_What you will do_. Extract every entry word for word.

**** Task data

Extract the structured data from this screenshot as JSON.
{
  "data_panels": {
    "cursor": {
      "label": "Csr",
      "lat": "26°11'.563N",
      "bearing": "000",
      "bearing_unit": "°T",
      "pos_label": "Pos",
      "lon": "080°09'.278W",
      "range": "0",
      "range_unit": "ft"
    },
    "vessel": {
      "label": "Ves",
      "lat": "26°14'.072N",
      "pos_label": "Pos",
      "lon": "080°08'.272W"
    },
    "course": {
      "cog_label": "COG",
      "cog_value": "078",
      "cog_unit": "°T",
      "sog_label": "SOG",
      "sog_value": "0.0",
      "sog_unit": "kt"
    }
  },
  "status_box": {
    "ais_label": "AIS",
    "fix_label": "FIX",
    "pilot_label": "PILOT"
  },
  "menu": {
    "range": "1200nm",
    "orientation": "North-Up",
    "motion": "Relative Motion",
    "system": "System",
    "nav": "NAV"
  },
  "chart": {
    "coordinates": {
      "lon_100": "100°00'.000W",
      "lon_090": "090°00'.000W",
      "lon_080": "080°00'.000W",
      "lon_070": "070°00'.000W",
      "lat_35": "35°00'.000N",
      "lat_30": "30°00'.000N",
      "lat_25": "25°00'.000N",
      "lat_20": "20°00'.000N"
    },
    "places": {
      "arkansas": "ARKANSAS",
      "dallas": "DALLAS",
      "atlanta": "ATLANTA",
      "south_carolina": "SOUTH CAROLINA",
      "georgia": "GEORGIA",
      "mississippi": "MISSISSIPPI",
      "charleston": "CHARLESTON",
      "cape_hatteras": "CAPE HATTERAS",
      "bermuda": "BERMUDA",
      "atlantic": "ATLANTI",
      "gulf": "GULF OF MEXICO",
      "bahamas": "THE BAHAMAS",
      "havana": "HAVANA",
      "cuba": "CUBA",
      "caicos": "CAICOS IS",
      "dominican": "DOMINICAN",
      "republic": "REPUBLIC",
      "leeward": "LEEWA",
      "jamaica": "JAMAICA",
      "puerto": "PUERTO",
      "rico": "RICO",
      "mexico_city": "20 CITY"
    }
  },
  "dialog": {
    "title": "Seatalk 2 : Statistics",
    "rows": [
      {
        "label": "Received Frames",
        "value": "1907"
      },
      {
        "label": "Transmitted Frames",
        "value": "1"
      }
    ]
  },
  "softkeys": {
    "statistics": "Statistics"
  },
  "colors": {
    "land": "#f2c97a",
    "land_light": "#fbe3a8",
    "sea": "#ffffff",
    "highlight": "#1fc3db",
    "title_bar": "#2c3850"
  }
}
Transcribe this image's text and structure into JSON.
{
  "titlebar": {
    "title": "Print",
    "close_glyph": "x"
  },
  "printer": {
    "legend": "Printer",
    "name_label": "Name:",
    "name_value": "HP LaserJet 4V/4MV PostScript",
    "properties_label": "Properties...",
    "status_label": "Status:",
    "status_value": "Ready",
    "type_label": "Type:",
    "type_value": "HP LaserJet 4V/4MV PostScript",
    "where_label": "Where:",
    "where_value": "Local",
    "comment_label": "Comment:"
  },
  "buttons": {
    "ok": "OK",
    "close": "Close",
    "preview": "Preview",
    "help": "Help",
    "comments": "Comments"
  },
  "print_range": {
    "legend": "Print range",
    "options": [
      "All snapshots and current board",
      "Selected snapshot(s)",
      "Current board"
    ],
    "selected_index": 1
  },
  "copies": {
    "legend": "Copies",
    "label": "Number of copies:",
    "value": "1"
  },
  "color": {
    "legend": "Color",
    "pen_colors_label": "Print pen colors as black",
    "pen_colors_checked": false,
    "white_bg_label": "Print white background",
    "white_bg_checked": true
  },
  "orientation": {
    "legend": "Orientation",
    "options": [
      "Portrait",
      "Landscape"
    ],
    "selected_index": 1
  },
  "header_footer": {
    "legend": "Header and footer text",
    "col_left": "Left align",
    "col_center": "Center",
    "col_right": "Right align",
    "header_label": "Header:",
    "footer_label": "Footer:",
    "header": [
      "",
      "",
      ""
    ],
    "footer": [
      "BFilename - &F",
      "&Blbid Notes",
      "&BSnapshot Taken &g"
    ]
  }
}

********

_Solution for this problem_.
Extract the structured data from this screenshot as JSON.
{
  "data_panels": {
    "cursor": {
      "label": "Csr",
      "lat": "26°11'.563N",
      "bearing": "000",
      "bearing_unit": "°T",
      "pos_label": "Pos",
      "lon": "080°09'.278W",
      "range": "0",
      "range_unit": "ft"
    },
    "vessel": {
      "label": "Ves",
      "lat": "26°14'.072N",
      "pos_label": "Pos",
      "lon": "080°08'.272W"
    },
    "course": {
      "cog_label": "COG",
      "cog_value": "078",
      "cog_unit": "°T",
      "sog_label": "SOG",
      "sog_value": "0.0",
      "sog_unit": "kt"
    }
  },
  "status_box": {
    "ais_label": "AIS",
    "fix_label": "FIX",
    "pilot_label": "PILOT"
  },
  "menu": {
    "range": "1200nm",
    "orientation": "North-Up",
    "motion": "Relative Motion",
    "system": "System",
    "nav": "NAV"
  },
  "chart": {
    "coordinates": {
      "lon_100": "100°00'.000W",
      "lon_090": "090°00'.000W",
      "lon_080": "080°00'.000W",
      "lon_070": "070°00'.000W",
      "lat_35": "35°00'.000N",
      "lat_30": "30°00'.000N",
      "lat_25": "25°00'.000N",
      "lat_20": "20°00'.000N"
    },
    "places": {
      "arkansas": "ARKANSAS",
      "dallas": "DALLAS",
      "atlanta": "ATLANTA",
      "south_carolina": "SOUTH CAROLINA",
      "georgia": "GEORGIA",
      "mississippi": "MISSISSIPPI",
      "charleston": "CHARLESTON",
      "cape_hatteras": "CAPE HATTERAS",
      "bermuda": "BERMUDA",
      "atlantic": "ATLANTI",
      "gulf": "GULF OF MEXICO",
      "bahamas": "THE BAHAMAS",
      "havana": "HAVANA",
      "cuba": "CUBA",
      "caicos": "CAICOS IS",
      "dominican": "DOMINICAN",
      "republic": "REPUBLIC",
      "leeward": "LEEWA",
      "jamaica": "JAMAICA",
      "puerto": "PUERTO",
      "rico": "RICO",
      "mexico_city": "20 CITY"
    }
  },
  "dialog": {
    "title": "Seatalk 2 : Statistics",
    "rows": [
      {
        "label": "Received Frames",
        "value": "1907"
      },
      {
        "label": "Transmitted Frames",
        "value": "1"
      }
    ]
  },
  "softkeys": {
    "statistics": "Statistics"
  },
  "colors": {
    "land": "#f2c97a",
    "land_light": "#fbe3a8",
    "sea": "#ffffff",
    "highlight": "#1fc3db",
    "title_bar": "#2c3850"
  }
}
Transcribe this image's text and structure into JSON.
{
  "titlebar": {
    "title": "Print",
    "close_glyph": "x"
  },
  "printer": {
    "legend": "Printer",
    "name_label": "Name:",
    "name_value": "HP LaserJet 4V/4MV PostScript",
    "properties_label": "Properties...",
    "status_label": "Status:",
    "status_value": "Ready",
    "type_label": "Type:",
    "type_value": "HP LaserJet 4V/4MV PostScript",
    "where_label": "Where:",
    "where_value": "Local",
    "comment_label": "Comment:"
  },
  "buttons": {
    "ok": "OK",
    "close": "Close",
    "preview": "Preview",
    "help": "Help",
    "comments": "Comments"
  },
  "print_range": {
    "legend": "Print range",
    "options": [
      "All snapshots and current board",
      "Selected snapshot(s)",
      "Current board"
    ],
    "selected_index": 1
  },
  "copies": {
    "legend": "Copies",
    "label": "Number of copies:",
    "value": "1"
  },
  "color": {
    "legend": "Color",
    "pen_colors_label": "Print pen colors as black",
    "pen_colors_checked": false,
    "white_bg_label": "Print white background",
    "white_bg_checked": true
  },
  "orientation": {
    "legend": "Orientation",
    "options": [
      "Portrait",
      "Landscape"
    ],
    "selected_index": 1
  },
  "header_footer": {
    "legend": "Header and footer text",
    "col_left": "Left align",
    "col_center": "Center",
    "col_right": "Right align",
    "header_label": "Header:",
    "footer_label": "Footer:",
    "header": [
      "",
      "",
      ""
    ],
    "footer": [
      "BFilename - &F",
      "&Blbid Notes",
      "&BSnapshot Taken &g"
    ]
  }
}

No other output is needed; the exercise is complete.